ACTIVITY: Print every entry exactly once more, omitting each picture.

AVAILABLE DATA:
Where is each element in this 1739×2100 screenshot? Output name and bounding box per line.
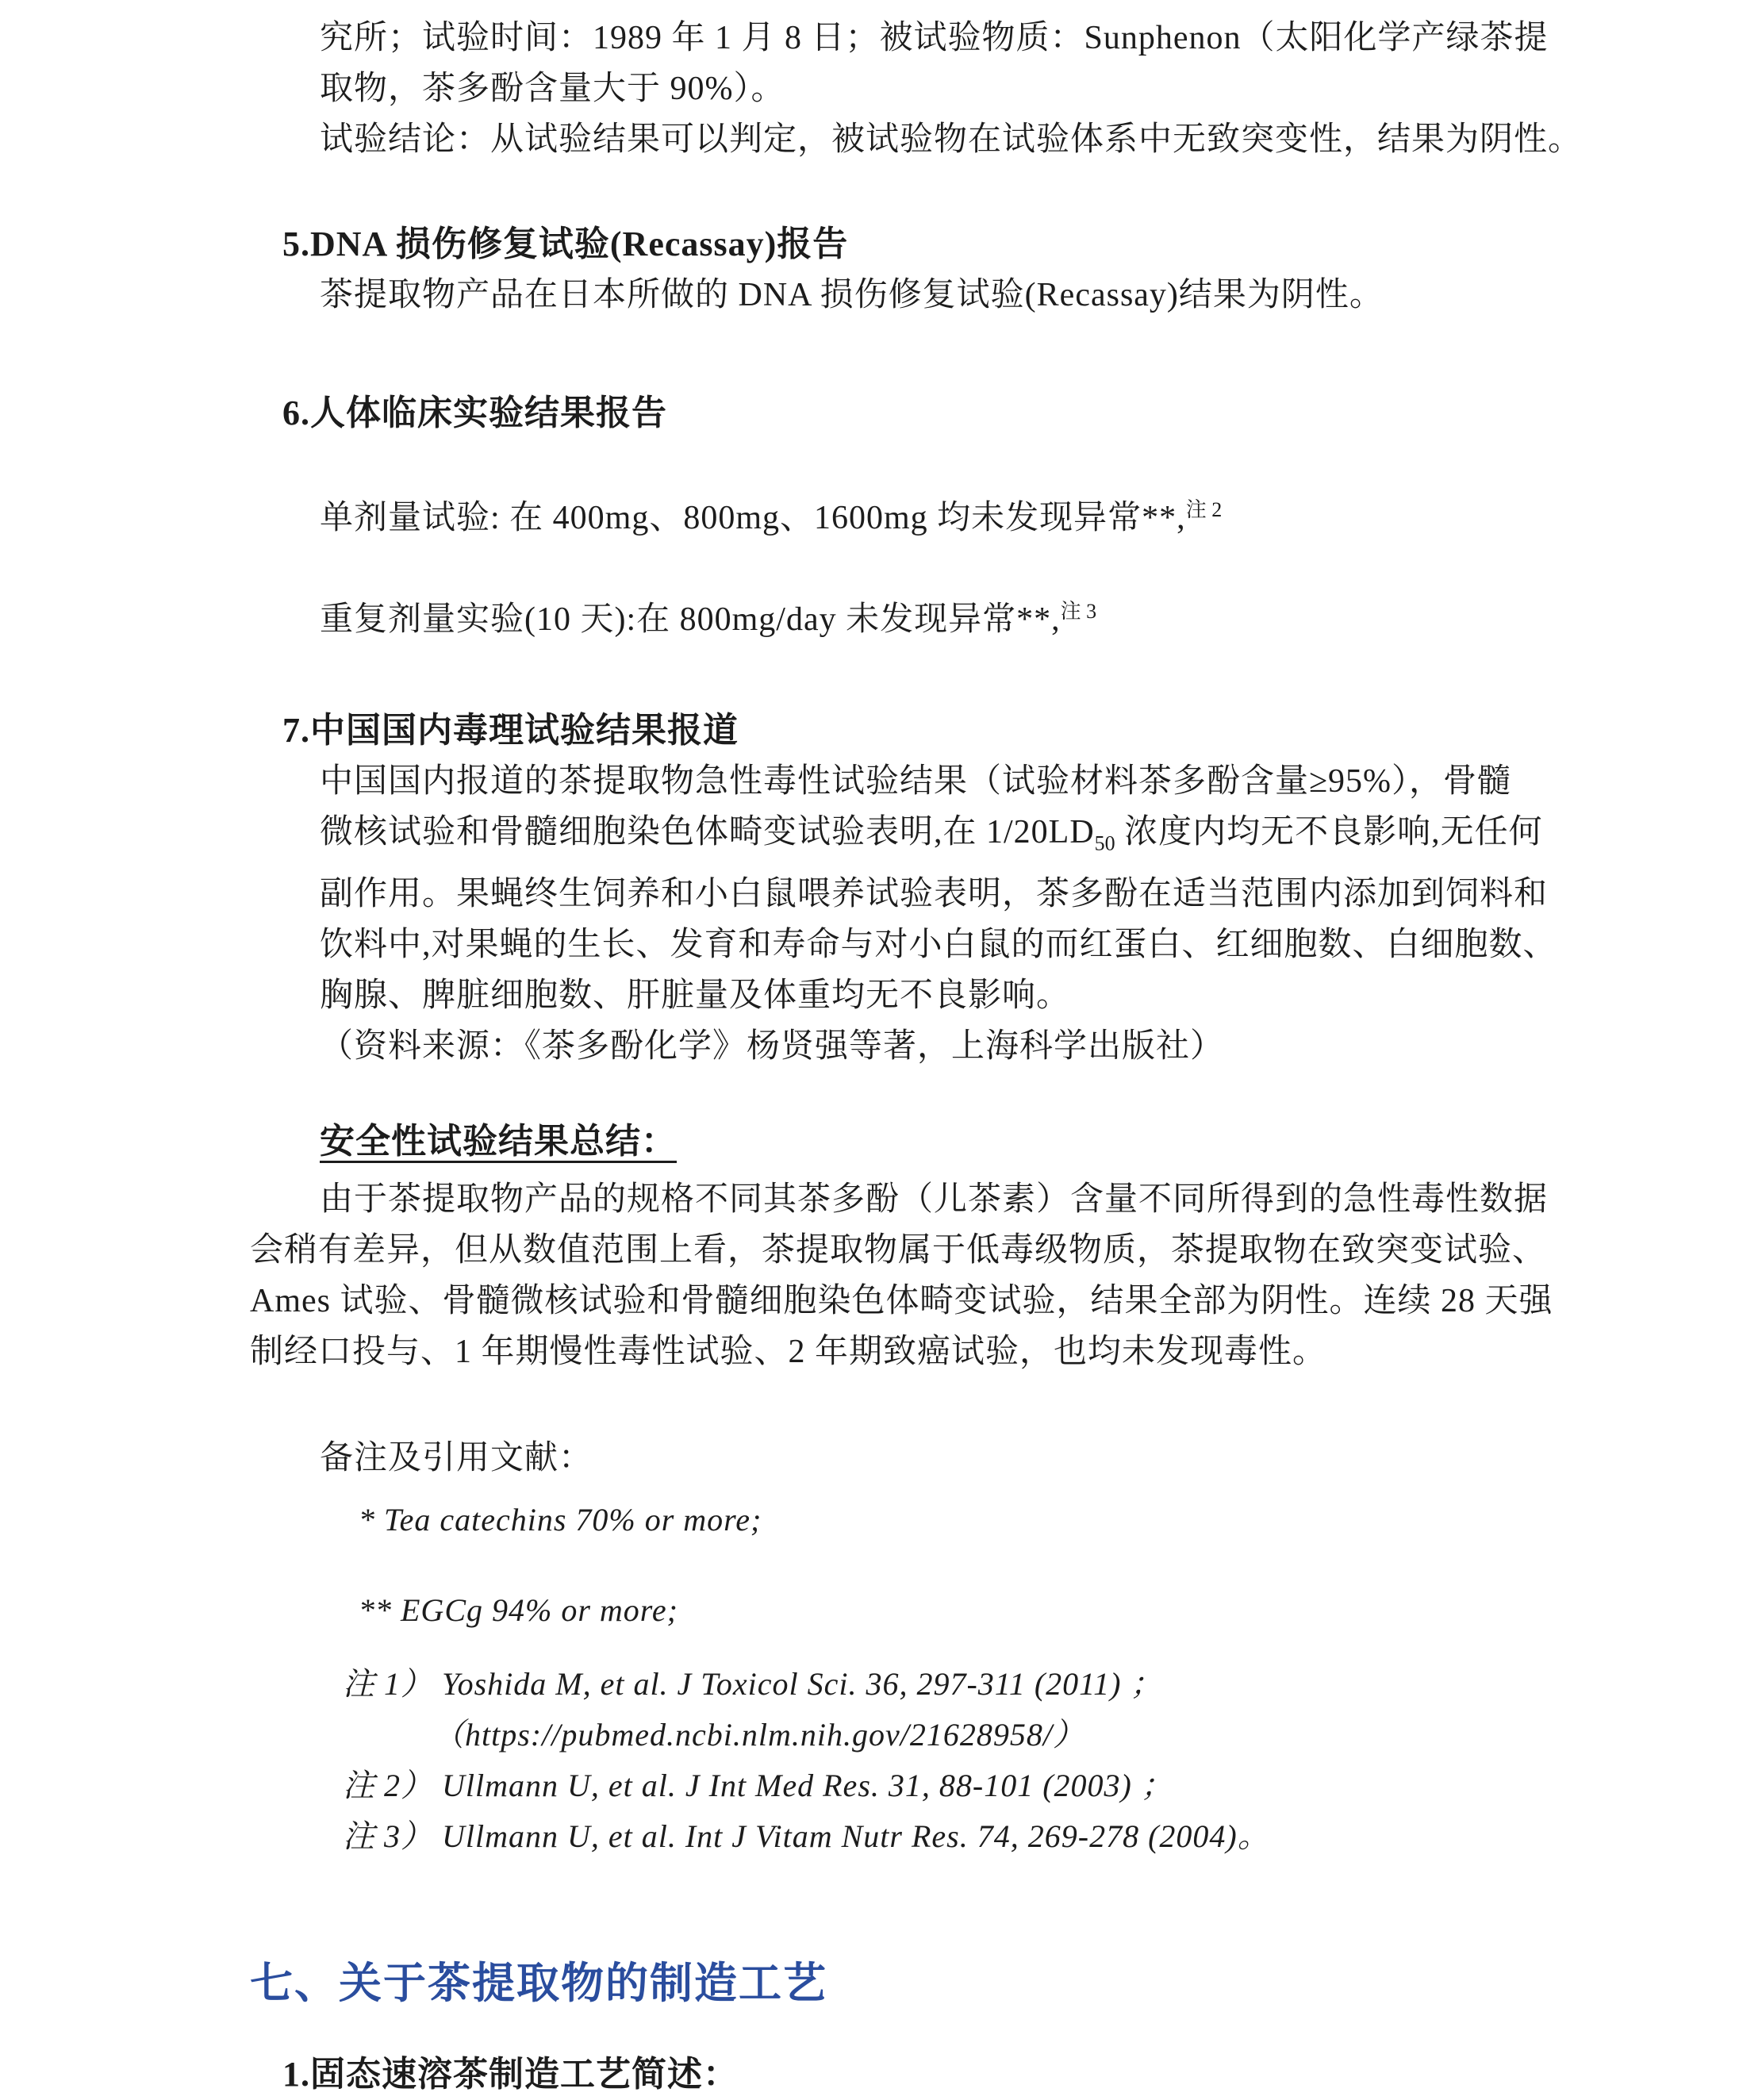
document-page	[0, 13, 1739, 2094]
note-star1: * Tea catechins 70% or more;	[359, 1502, 762, 1538]
source-citation: （资料来源：《茶多酚化学》杨贤强等著，上海科学出版社）	[320, 1028, 1225, 1065]
reference-2: 注 2） Ullmann U, et al. J Int Med Res. 31, 88-101 (2003) ；	[343, 1768, 1173, 1804]
top-paragraph-fragment	[250, 13, 1583, 165]
paragraph-line	[250, 807, 1564, 869]
ld50-subscript: 50	[1094, 831, 1115, 855]
ld50-pre: 微核试验和骨髓细胞染色体畸变试验表明,在 1/20LD	[320, 814, 1095, 850]
manufacturing-heading: 1.固态速溶茶制造工艺简述：	[282, 2055, 739, 2094]
reference-1: 注 1） Yoshida M, et al. J Toxicol Sci. 36, 297-311 (2011) ；	[343, 1666, 1163, 1703]
footnote-marker-3: 注 3	[1060, 600, 1097, 623]
paragraph-line: Ames 试验、骨髓微核试验和骨髓细胞染色体畸变试验，结果全部为阴性。连续 28 天强	[250, 1283, 1553, 1320]
section5-heading: 5.DNA 损伤修复试验(Recassay)报告	[282, 225, 849, 263]
notes-heading: 备注及引用文献：	[320, 1440, 593, 1477]
chapter7-heading: 七、关于茶提取物的制造工艺	[250, 1960, 827, 2008]
repeat-dose-text: 重复剂量实验(10 天):在 800mg/day 未发现异常**,	[320, 601, 1061, 638]
paragraph-line: 试验结论：从试验结果可以判定，被试验物在试验体系中无致突变性，结果为阴性。	[320, 121, 1583, 158]
paragraph-line: 制经口投与、1 年期慢性毒性试验、2 年期致癌试验，也均未发现毒性。	[250, 1334, 1327, 1371]
footnote-marker-2: 注 2	[1185, 498, 1223, 521]
reference-1-url: （https://pubmed.ncbi.nlm.nih.gov/21628958/）	[432, 1717, 1085, 1753]
single-dose-text: 单剂量试验: 在 400mg、800mg、1600mg 均未发现异常**,	[320, 500, 1186, 536]
single-dose-line	[250, 485, 1564, 543]
paragraph-line: 由于茶提取物产品的规格不同其茶多酚（儿茶素）含量不同所得到的急性毒性数据	[320, 1181, 1549, 1219]
paragraph-line: 会稍有差异，但从数值范围上看，茶提取物属于低毒级物质，茶提取物在致突变试验、	[250, 1232, 1547, 1269]
summary-body	[250, 1174, 1564, 1377]
summary-heading: 安全性试验结果总结：	[320, 1122, 677, 1161]
paragraph-line: 饮料中,对果蝇的生长、发育和寿命与对小白鼠的而红蛋白、红细胞数、白细胞数、	[320, 927, 1557, 964]
repeat-dose-line	[250, 586, 1564, 645]
paragraph-line: 副作用。果蝇终生饲养和小白鼠喂养试验表明，茶多酚在适当范围内添加到饲料和	[320, 876, 1549, 913]
section7-body	[250, 756, 1564, 1072]
paragraph-line: 究所；试验时间：1989 年 1 月 8 日；被试验物质：Sunphenon（太阳化学产绿茶提	[320, 20, 1549, 56]
paragraph-line: 胸腺、脾脏细胞数、肝脏量及体重均无不良影响。	[320, 977, 1071, 1015]
note-star2: ** EGCg 94% or more;	[359, 1592, 678, 1629]
section5-body: 茶提取物产品在日本所做的 DNA 损伤修复试验(Recassay)结果为阴性。	[320, 277, 1384, 313]
summary-heading-row	[250, 1116, 1564, 1168]
ld50-post: 浓度内均无不良影响,无任何	[1115, 814, 1543, 850]
reference-3: 注 3） Ullmann U, et al. Int J Vitam Nutr Res. 74, 269-278 (2004)。	[343, 1818, 1270, 1855]
paragraph-line: 中国国内报道的茶提取物急性毒性试验结果（试验材料茶多酚含量≥95%），骨髓	[320, 763, 1512, 800]
paragraph-line: 取物，茶多酚含量大于 90%）。	[320, 71, 785, 107]
section7-heading: 7.中国国内毒理试验结果报道	[282, 711, 739, 750]
section6-heading: 6.人体临床实验结果报告	[282, 394, 667, 432]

REPLY TO THE EXERCISE:
Where is each element in this 1739×2100 screenshot? Output name and bounding box per line.
document-page	[0, 13, 1739, 2094]
note-star1: * Tea catechins 70% or more;	[359, 1502, 762, 1538]
source-citation: （资料来源：《茶多酚化学》杨贤强等著，上海科学出版社）	[320, 1028, 1225, 1065]
reference-2: 注 2） Ullmann U, et al. J Int Med Res. 31, 88-101 (2003) ；	[343, 1768, 1173, 1804]
top-paragraph-fragment	[250, 13, 1583, 165]
paragraph-line	[250, 807, 1564, 869]
ld50-subscript: 50	[1094, 831, 1115, 855]
ld50-pre: 微核试验和骨髓细胞染色体畸变试验表明,在 1/20LD	[320, 814, 1095, 850]
manufacturing-heading: 1.固态速溶茶制造工艺简述：	[282, 2055, 739, 2094]
reference-1: 注 1） Yoshida M, et al. J Toxicol Sci. 36, 297-311 (2011) ；	[343, 1666, 1163, 1703]
footnote-marker-3: 注 3	[1060, 600, 1097, 623]
paragraph-line: Ames 试验、骨髓微核试验和骨髓细胞染色体畸变试验，结果全部为阴性。连续 28 天强	[250, 1283, 1553, 1320]
section5-heading: 5.DNA 损伤修复试验(Recassay)报告	[282, 225, 849, 263]
notes-heading: 备注及引用文献：	[320, 1440, 593, 1477]
chapter7-heading: 七、关于茶提取物的制造工艺	[250, 1960, 827, 2008]
repeat-dose-text: 重复剂量实验(10 天):在 800mg/day 未发现异常**,	[320, 601, 1061, 638]
paragraph-line: 试验结论：从试验结果可以判定，被试验物在试验体系中无致突变性，结果为阴性。	[320, 121, 1583, 158]
paragraph-line: 制经口投与、1 年期慢性毒性试验、2 年期致癌试验，也均未发现毒性。	[250, 1334, 1327, 1371]
footnote-marker-2: 注 2	[1185, 498, 1223, 521]
reference-1-url: （https://pubmed.ncbi.nlm.nih.gov/21628958/）	[432, 1717, 1085, 1753]
single-dose-text: 单剂量试验: 在 400mg、800mg、1600mg 均未发现异常**,	[320, 500, 1186, 536]
single-dose-line	[250, 485, 1564, 543]
paragraph-line: 由于茶提取物产品的规格不同其茶多酚（儿茶素）含量不同所得到的急性毒性数据	[320, 1181, 1549, 1219]
paragraph-line: 会稍有差异，但从数值范围上看，茶提取物属于低毒级物质，茶提取物在致突变试验、	[250, 1232, 1547, 1269]
summary-body	[250, 1174, 1564, 1377]
summary-heading: 安全性试验结果总结：	[320, 1122, 677, 1161]
paragraph-line: 饮料中,对果蝇的生长、发育和寿命与对小白鼠的而红蛋白、红细胞数、白细胞数、	[320, 927, 1557, 964]
repeat-dose-line	[250, 586, 1564, 645]
paragraph-line: 副作用。果蝇终生饲养和小白鼠喂养试验表明，茶多酚在适当范围内添加到饲料和	[320, 876, 1549, 913]
section7-body	[250, 756, 1564, 1072]
paragraph-line: 究所；试验时间：1989 年 1 月 8 日；被试验物质：Sunphenon（太阳化学产绿茶提	[320, 20, 1549, 56]
paragraph-line: 胸腺、脾脏细胞数、肝脏量及体重均无不良影响。	[320, 977, 1071, 1015]
note-star2: ** EGCg 94% or more;	[359, 1592, 678, 1629]
section5-body: 茶提取物产品在日本所做的 DNA 损伤修复试验(Recassay)结果为阴性。	[320, 277, 1384, 313]
summary-heading-row	[250, 1116, 1564, 1168]
ld50-post: 浓度内均无不良影响,无任何	[1115, 814, 1543, 850]
reference-3: 注 3） Ullmann U, et al. Int J Vitam Nutr Res. 74, 269-278 (2004)。	[343, 1818, 1270, 1855]
paragraph-line: 中国国内报道的茶提取物急性毒性试验结果（试验材料茶多酚含量≥95%），骨髓	[320, 763, 1512, 800]
paragraph-line: 取物，茶多酚含量大于 90%）。	[320, 71, 785, 107]
section7-heading: 7.中国国内毒理试验结果报道	[282, 711, 739, 750]
section6-heading: 6.人体临床实验结果报告	[282, 394, 667, 432]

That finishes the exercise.